Excerpts from a figure dataset:
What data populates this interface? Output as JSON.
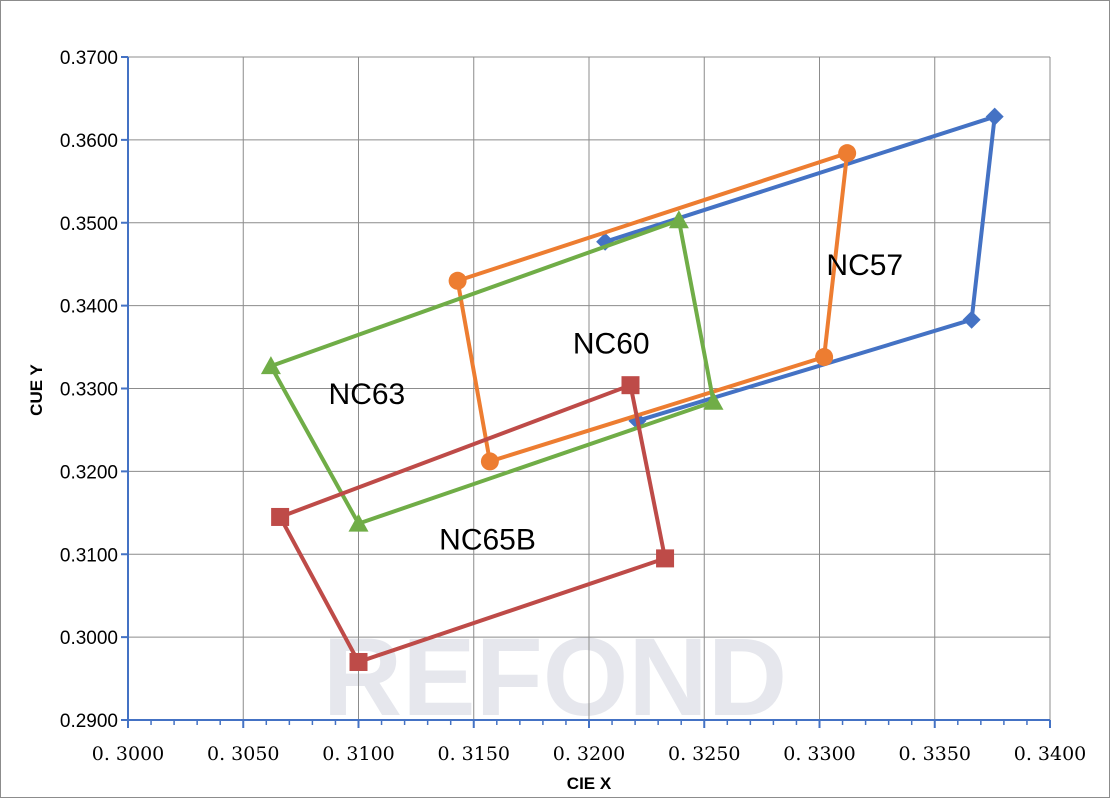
{
  "chart_data": {
    "type": "line",
    "xlabel": "CIE X",
    "ylabel": "CUE Y",
    "xlim": [
      0.3,
      0.34
    ],
    "ylim": [
      0.29,
      0.37
    ],
    "x_ticks": [
      0.3,
      0.305,
      0.31,
      0.315,
      0.32,
      0.325,
      0.33,
      0.335,
      0.34
    ],
    "y_ticks": [
      0.29,
      0.3,
      0.31,
      0.32,
      0.33,
      0.34,
      0.35,
      0.36,
      0.37
    ],
    "x_tick_labels": [
      "0. 3000",
      "0. 3050",
      "0. 3100",
      "0. 3150",
      "0. 3200",
      "0. 3250",
      "0. 3300",
      "0. 3350",
      "0. 3400"
    ],
    "y_tick_labels": [
      "0.2900",
      "0.3000",
      "0.3100",
      "0.3200",
      "0.3300",
      "0.3400",
      "0.3500",
      "0.3600",
      "0.3700"
    ],
    "grid": true,
    "watermark": "REFOND",
    "series": [
      {
        "name": "NC57",
        "color": "#4472c4",
        "marker": "diamond",
        "points": [
          [
            0.3207,
            0.3477
          ],
          [
            0.3376,
            0.3628
          ],
          [
            0.3366,
            0.3383
          ],
          [
            0.3221,
            0.3261
          ]
        ]
      },
      {
        "name": "NC60",
        "color": "#ed7d31",
        "marker": "circle",
        "points": [
          [
            0.3143,
            0.343
          ],
          [
            0.3312,
            0.3584
          ],
          [
            0.3302,
            0.3338
          ],
          [
            0.3157,
            0.3212
          ],
          [
            0.3143,
            0.343
          ]
        ]
      },
      {
        "name": "NC63",
        "color": "#70ad47",
        "marker": "triangle",
        "points": [
          [
            0.3062,
            0.3327
          ],
          [
            0.3239,
            0.3503
          ],
          [
            0.3254,
            0.3284
          ],
          [
            0.31,
            0.3137
          ],
          [
            0.3062,
            0.3327
          ]
        ]
      },
      {
        "name": "NC65B",
        "color": "#be4b48",
        "marker": "square",
        "points": [
          [
            0.3066,
            0.3145
          ],
          [
            0.3218,
            0.3304
          ],
          [
            0.3233,
            0.3095
          ],
          [
            0.31,
            0.297
          ],
          [
            0.3066,
            0.3145
          ]
        ]
      }
    ],
    "annotations": [
      {
        "text": "NC57",
        "x": 0.3303,
        "y": 0.3437
      },
      {
        "text": "NC60",
        "x": 0.3193,
        "y": 0.3342
      },
      {
        "text": "NC63",
        "x": 0.3087,
        "y": 0.3281
      },
      {
        "text": "NC65B",
        "x": 0.3135,
        "y": 0.3106
      }
    ]
  }
}
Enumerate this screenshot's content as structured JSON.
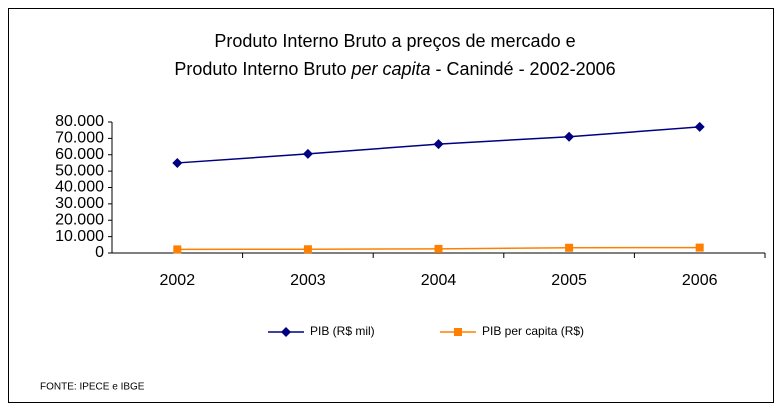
{
  "chart_data": {
    "type": "line",
    "title": [
      "Produto Interno Bruto a preços de mercado  e",
      "Produto Interno Bruto ",
      "per capita",
      " - Canindé - 2002-2006"
    ],
    "categories": [
      "2002",
      "2003",
      "2004",
      "2005",
      "2006"
    ],
    "series": [
      {
        "name": "PIB (R$ mil)",
        "color": "#000080",
        "marker": "diamond",
        "values": [
          55000,
          60500,
          66500,
          71000,
          77000
        ]
      },
      {
        "name": "PIB per capita (R$)",
        "color": "#ff8000",
        "marker": "square",
        "values": [
          2200,
          2300,
          2500,
          3200,
          3300
        ]
      }
    ],
    "ylim": [
      0,
      80000
    ],
    "yticks": [
      0,
      {
        "value": 10000,
        "label": "10.000"
      },
      {
        "value": 20000,
        "label": "20.000"
      },
      {
        "value": 30000,
        "label": "30.000"
      },
      {
        "value": 40000,
        "label": "40.000"
      },
      {
        "value": 50000,
        "label": "50.000"
      },
      {
        "value": 60000,
        "label": "60.000"
      },
      {
        "value": 70000,
        "label": "70.000"
      },
      {
        "value": 80000,
        "label": "80.000"
      }
    ],
    "legend": "bottom",
    "source": "FONTE: IPECE e IBGE"
  }
}
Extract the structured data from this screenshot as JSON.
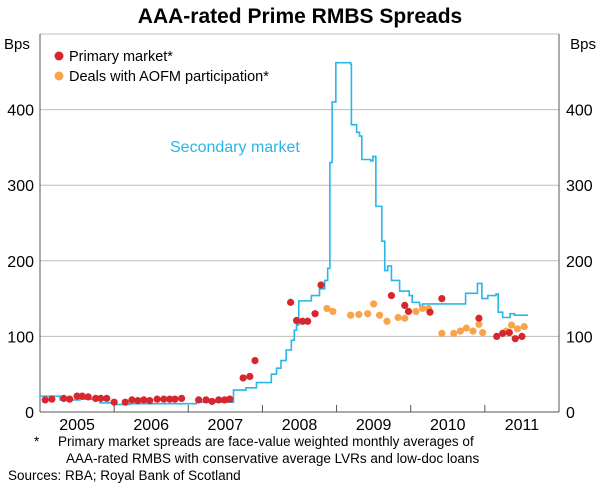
{
  "chart_data": {
    "type": "line",
    "title": "AAA-rated Prime RMBS Spreads",
    "ylabel_left": "Bps",
    "ylabel_right": "Bps",
    "ylim": [
      0,
      500
    ],
    "xlim": [
      2005,
      2012
    ],
    "yticks": [
      0,
      100,
      200,
      300,
      400
    ],
    "xtick_labels": [
      "2005",
      "2006",
      "2007",
      "2008",
      "2009",
      "2010",
      "2011"
    ],
    "grid": true,
    "legend_placement": "top-left",
    "legend": [
      "Primary market*",
      "Deals with AOFM participation*"
    ],
    "annotation": "Secondary market",
    "colors": {
      "secondary": "#29b6e8",
      "primary": "#d7262e",
      "aofm": "#f9a44a",
      "grid": "#bdbdbd"
    },
    "series": [
      {
        "name": "Secondary market",
        "kind": "step-line",
        "points": [
          [
            2005.0,
            21
          ],
          [
            2005.27,
            16
          ],
          [
            2005.54,
            17
          ],
          [
            2005.81,
            12
          ],
          [
            2006.01,
            10
          ],
          [
            2006.21,
            11
          ],
          [
            2007.11,
            13
          ],
          [
            2007.57,
            13
          ],
          [
            2007.61,
            29
          ],
          [
            2007.78,
            32
          ],
          [
            2007.92,
            39
          ],
          [
            2008.12,
            50
          ],
          [
            2008.19,
            58
          ],
          [
            2008.25,
            68
          ],
          [
            2008.32,
            82
          ],
          [
            2008.39,
            95
          ],
          [
            2008.43,
            108
          ],
          [
            2008.46,
            124
          ],
          [
            2008.48,
            115
          ],
          [
            2008.49,
            147
          ],
          [
            2008.59,
            147
          ],
          [
            2008.66,
            154
          ],
          [
            2008.77,
            163
          ],
          [
            2008.84,
            174
          ],
          [
            2008.88,
            190
          ],
          [
            2008.91,
            330
          ],
          [
            2008.94,
            410
          ],
          [
            2008.99,
            462
          ],
          [
            2009.19,
            460
          ],
          [
            2009.2,
            380
          ],
          [
            2009.27,
            370
          ],
          [
            2009.31,
            365
          ],
          [
            2009.34,
            334
          ],
          [
            2009.46,
            332
          ],
          [
            2009.49,
            338
          ],
          [
            2009.53,
            272
          ],
          [
            2009.57,
            272
          ],
          [
            2009.61,
            226
          ],
          [
            2009.65,
            187
          ],
          [
            2009.69,
            193
          ],
          [
            2009.74,
            174
          ],
          [
            2009.85,
            160
          ],
          [
            2009.98,
            154
          ],
          [
            2010.02,
            145
          ],
          [
            2010.12,
            141
          ],
          [
            2010.16,
            143
          ],
          [
            2010.66,
            143
          ],
          [
            2010.74,
            157
          ],
          [
            2010.87,
            157
          ],
          [
            2010.9,
            170
          ],
          [
            2010.96,
            150
          ],
          [
            2011.04,
            154
          ],
          [
            2011.15,
            156
          ],
          [
            2011.18,
            132
          ],
          [
            2011.24,
            125
          ],
          [
            2011.34,
            130
          ],
          [
            2011.4,
            128
          ],
          [
            2011.58,
            128
          ]
        ]
      },
      {
        "name": "Primary market*",
        "kind": "scatter",
        "points": [
          [
            2005.07,
            16
          ],
          [
            2005.16,
            17
          ],
          [
            2005.32,
            18
          ],
          [
            2005.4,
            17
          ],
          [
            2005.5,
            21
          ],
          [
            2005.57,
            21
          ],
          [
            2005.65,
            20
          ],
          [
            2005.75,
            18
          ],
          [
            2005.82,
            18
          ],
          [
            2005.9,
            18
          ],
          [
            2006.0,
            13
          ],
          [
            2006.15,
            13
          ],
          [
            2006.24,
            16
          ],
          [
            2006.32,
            15
          ],
          [
            2006.4,
            16
          ],
          [
            2006.48,
            15
          ],
          [
            2006.58,
            17
          ],
          [
            2006.67,
            17
          ],
          [
            2006.75,
            17
          ],
          [
            2006.82,
            17
          ],
          [
            2006.91,
            18
          ],
          [
            2007.14,
            16
          ],
          [
            2007.24,
            16
          ],
          [
            2007.32,
            14
          ],
          [
            2007.41,
            16
          ],
          [
            2007.49,
            16
          ],
          [
            2007.56,
            17
          ],
          [
            2007.74,
            45
          ],
          [
            2007.83,
            47
          ],
          [
            2007.9,
            68
          ],
          [
            2008.38,
            145
          ],
          [
            2008.46,
            121
          ],
          [
            2008.54,
            120
          ],
          [
            2008.61,
            120
          ],
          [
            2008.71,
            130
          ],
          [
            2008.79,
            168
          ],
          [
            2009.74,
            154
          ],
          [
            2009.92,
            141
          ],
          [
            2009.97,
            133
          ],
          [
            2010.26,
            132
          ],
          [
            2010.42,
            150
          ],
          [
            2010.92,
            124
          ],
          [
            2011.16,
            100
          ],
          [
            2011.24,
            104
          ],
          [
            2011.33,
            105
          ],
          [
            2011.41,
            97
          ],
          [
            2011.5,
            100
          ]
        ]
      },
      {
        "name": "Deals with AOFM participation*",
        "kind": "scatter",
        "points": [
          [
            2008.87,
            137
          ],
          [
            2008.95,
            133
          ],
          [
            2009.19,
            128
          ],
          [
            2009.3,
            129
          ],
          [
            2009.42,
            130
          ],
          [
            2009.5,
            143
          ],
          [
            2009.58,
            128
          ],
          [
            2009.68,
            120
          ],
          [
            2009.83,
            125
          ],
          [
            2009.92,
            124
          ],
          [
            2010.07,
            133
          ],
          [
            2010.16,
            137
          ],
          [
            2010.24,
            137
          ],
          [
            2010.42,
            104
          ],
          [
            2010.58,
            104
          ],
          [
            2010.67,
            107
          ],
          [
            2010.75,
            111
          ],
          [
            2010.84,
            107
          ],
          [
            2010.92,
            116
          ],
          [
            2010.97,
            105
          ],
          [
            2011.29,
            107
          ],
          [
            2011.36,
            115
          ],
          [
            2011.44,
            110
          ],
          [
            2011.53,
            113
          ]
        ]
      }
    ]
  },
  "footnotes": {
    "note_marker": "*",
    "note_line1": "Primary market spreads are face-value weighted monthly averages of",
    "note_line2": "AAA-rated RMBS with conservative average LVRs and low-doc loans",
    "sources": "Sources: RBA; Royal Bank of Scotland"
  }
}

**EXERCISE AIM**: Copy every line in the records above that contains the word "this".

**EXPECTED OUTPUT**:
What data populates this interface? Output as JSON.
Enumerate this screenshot's content as structured JSON.
Extract the structured data from this screenshot as JSON.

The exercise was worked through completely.